▶ **GOAL**:
Note each line that includes the word "controller". Copy those lines.

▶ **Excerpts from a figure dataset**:
··········

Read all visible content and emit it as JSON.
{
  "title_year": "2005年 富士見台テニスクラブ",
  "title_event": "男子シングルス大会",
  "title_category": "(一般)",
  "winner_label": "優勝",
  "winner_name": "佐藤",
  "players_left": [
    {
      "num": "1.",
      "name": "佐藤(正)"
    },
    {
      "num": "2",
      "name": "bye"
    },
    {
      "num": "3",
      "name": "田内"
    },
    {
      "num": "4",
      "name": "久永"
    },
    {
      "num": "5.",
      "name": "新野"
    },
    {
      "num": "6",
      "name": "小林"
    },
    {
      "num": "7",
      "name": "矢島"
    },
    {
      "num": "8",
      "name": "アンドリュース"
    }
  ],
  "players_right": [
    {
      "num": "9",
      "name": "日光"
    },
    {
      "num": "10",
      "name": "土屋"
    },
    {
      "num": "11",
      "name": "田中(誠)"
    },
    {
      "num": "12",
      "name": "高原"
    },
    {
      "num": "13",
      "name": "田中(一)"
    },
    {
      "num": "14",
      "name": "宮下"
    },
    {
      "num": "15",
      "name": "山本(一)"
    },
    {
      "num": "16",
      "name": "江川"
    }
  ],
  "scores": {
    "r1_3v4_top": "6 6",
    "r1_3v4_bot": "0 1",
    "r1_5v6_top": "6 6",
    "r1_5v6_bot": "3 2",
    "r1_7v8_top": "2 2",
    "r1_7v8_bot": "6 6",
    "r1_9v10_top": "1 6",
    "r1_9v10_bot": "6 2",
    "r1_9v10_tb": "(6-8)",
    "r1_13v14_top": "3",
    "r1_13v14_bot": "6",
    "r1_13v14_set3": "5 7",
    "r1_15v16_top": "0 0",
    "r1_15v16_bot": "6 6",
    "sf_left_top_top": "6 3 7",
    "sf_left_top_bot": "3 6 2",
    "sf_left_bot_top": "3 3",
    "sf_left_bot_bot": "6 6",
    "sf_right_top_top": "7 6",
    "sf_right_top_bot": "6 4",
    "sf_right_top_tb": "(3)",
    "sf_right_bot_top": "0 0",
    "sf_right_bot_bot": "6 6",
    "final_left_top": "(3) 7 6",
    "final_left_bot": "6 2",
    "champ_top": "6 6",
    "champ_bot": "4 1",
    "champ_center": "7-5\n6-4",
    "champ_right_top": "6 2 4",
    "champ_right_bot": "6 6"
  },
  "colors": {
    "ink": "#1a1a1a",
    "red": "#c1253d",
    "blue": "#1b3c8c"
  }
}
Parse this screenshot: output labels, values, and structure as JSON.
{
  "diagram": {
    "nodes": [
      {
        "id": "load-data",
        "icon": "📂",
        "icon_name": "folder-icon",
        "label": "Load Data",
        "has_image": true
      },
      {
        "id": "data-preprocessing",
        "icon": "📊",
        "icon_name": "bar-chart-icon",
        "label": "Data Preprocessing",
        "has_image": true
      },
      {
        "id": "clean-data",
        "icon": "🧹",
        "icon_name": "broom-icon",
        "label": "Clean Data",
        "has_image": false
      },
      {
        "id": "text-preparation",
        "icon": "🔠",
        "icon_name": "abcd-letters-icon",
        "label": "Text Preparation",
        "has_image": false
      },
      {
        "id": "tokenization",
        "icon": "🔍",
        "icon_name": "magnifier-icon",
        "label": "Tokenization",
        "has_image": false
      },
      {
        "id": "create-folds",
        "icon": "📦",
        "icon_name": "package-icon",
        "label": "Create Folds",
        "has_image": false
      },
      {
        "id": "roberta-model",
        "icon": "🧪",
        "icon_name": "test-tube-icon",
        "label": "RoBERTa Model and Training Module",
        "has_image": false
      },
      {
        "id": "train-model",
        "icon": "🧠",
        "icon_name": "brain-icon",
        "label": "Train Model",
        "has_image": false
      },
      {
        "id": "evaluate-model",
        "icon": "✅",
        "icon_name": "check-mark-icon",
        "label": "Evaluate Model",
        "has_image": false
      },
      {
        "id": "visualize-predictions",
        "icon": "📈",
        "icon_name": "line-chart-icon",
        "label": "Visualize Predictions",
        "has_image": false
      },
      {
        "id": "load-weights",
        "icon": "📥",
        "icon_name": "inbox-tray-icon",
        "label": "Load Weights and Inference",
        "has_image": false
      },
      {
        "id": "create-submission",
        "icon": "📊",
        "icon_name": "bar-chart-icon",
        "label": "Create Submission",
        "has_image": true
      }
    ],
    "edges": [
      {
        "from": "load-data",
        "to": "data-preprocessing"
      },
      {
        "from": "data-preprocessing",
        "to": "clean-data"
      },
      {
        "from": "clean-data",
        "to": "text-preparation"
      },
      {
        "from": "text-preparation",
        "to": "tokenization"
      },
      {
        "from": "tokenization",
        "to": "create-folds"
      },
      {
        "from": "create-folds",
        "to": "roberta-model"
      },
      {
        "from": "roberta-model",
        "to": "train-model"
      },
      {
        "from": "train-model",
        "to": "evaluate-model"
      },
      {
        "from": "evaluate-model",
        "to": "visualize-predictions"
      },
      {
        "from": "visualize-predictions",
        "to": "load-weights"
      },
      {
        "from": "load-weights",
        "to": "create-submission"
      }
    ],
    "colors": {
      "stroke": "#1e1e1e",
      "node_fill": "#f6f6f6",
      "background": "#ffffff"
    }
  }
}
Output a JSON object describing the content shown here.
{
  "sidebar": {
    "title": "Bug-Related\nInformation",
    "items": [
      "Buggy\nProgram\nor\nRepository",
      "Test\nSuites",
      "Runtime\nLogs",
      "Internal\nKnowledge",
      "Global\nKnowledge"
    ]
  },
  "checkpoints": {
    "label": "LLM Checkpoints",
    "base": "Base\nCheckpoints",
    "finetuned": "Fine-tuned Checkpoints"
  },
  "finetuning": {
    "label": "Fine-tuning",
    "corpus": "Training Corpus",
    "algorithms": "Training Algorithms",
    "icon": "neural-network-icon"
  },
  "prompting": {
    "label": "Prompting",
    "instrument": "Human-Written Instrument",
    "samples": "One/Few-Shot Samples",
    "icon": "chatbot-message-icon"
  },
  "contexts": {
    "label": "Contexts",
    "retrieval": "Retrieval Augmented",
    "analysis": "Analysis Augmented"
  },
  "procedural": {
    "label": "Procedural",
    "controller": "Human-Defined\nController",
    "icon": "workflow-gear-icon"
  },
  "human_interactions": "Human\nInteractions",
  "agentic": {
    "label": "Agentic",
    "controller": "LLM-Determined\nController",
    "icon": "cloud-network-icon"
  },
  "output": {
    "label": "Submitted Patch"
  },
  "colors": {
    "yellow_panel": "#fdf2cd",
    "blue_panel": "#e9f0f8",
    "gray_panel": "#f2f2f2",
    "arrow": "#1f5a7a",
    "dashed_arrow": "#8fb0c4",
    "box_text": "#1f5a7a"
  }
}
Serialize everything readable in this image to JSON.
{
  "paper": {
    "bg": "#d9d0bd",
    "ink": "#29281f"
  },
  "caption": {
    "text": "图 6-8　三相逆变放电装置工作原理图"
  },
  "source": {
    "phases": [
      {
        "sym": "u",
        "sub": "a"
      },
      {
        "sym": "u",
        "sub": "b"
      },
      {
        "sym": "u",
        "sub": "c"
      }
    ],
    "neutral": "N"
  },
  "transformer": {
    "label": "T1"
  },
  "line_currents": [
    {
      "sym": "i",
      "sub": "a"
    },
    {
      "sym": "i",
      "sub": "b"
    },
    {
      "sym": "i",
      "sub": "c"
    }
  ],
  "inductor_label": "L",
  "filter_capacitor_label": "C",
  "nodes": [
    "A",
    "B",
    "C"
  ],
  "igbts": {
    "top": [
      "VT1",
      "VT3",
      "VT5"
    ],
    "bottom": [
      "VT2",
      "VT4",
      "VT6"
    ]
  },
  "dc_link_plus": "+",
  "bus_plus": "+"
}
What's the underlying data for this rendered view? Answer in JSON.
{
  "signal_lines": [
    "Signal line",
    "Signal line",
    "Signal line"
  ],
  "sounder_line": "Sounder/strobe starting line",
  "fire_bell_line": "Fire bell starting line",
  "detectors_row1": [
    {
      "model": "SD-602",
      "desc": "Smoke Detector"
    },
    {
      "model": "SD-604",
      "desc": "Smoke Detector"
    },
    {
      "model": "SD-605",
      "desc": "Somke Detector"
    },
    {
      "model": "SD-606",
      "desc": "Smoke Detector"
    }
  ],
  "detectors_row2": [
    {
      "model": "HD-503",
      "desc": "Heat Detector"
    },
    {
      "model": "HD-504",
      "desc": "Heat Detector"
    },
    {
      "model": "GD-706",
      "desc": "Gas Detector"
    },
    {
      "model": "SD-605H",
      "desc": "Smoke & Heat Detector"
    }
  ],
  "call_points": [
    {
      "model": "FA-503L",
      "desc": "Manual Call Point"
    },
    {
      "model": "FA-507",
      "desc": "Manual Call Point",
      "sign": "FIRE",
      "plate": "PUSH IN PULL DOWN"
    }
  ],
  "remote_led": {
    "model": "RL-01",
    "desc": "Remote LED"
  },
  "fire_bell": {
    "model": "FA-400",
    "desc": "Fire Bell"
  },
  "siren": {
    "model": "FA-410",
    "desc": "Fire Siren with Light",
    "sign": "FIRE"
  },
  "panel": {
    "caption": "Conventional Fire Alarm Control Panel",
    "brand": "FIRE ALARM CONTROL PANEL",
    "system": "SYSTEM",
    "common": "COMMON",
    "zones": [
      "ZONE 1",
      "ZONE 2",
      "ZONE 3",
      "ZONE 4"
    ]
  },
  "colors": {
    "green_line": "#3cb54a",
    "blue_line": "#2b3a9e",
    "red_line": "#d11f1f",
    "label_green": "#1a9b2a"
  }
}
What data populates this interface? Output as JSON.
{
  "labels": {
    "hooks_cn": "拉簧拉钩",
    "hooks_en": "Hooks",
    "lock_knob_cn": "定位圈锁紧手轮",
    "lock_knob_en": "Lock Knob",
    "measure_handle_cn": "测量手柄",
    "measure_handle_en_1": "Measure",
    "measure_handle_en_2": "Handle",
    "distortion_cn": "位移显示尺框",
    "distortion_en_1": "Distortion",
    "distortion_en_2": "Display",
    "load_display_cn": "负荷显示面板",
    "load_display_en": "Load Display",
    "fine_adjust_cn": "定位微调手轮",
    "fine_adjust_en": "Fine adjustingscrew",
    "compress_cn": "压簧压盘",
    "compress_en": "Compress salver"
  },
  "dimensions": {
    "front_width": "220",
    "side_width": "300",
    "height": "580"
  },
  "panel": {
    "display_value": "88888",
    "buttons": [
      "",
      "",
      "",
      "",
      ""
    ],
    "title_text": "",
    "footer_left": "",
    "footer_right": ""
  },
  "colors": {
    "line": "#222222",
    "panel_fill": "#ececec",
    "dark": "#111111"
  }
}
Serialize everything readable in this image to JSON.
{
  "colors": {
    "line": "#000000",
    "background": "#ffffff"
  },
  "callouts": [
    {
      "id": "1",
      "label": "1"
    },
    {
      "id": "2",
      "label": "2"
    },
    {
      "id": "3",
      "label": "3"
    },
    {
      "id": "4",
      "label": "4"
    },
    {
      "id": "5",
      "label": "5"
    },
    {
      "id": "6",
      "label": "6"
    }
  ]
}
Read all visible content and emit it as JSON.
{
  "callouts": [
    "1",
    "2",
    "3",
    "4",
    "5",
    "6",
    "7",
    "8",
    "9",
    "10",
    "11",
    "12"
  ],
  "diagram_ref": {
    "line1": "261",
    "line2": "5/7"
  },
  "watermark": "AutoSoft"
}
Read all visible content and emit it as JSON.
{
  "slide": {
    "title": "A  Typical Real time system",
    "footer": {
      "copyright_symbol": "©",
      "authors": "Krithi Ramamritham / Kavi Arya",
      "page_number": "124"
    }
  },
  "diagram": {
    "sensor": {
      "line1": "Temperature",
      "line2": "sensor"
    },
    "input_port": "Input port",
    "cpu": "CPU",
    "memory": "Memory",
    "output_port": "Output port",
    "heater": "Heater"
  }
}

··········

▶ **EXPECTED ANSWER**:
    "controller": "Human-Defined\nController",
    "controller": "LLM-Determined\nController",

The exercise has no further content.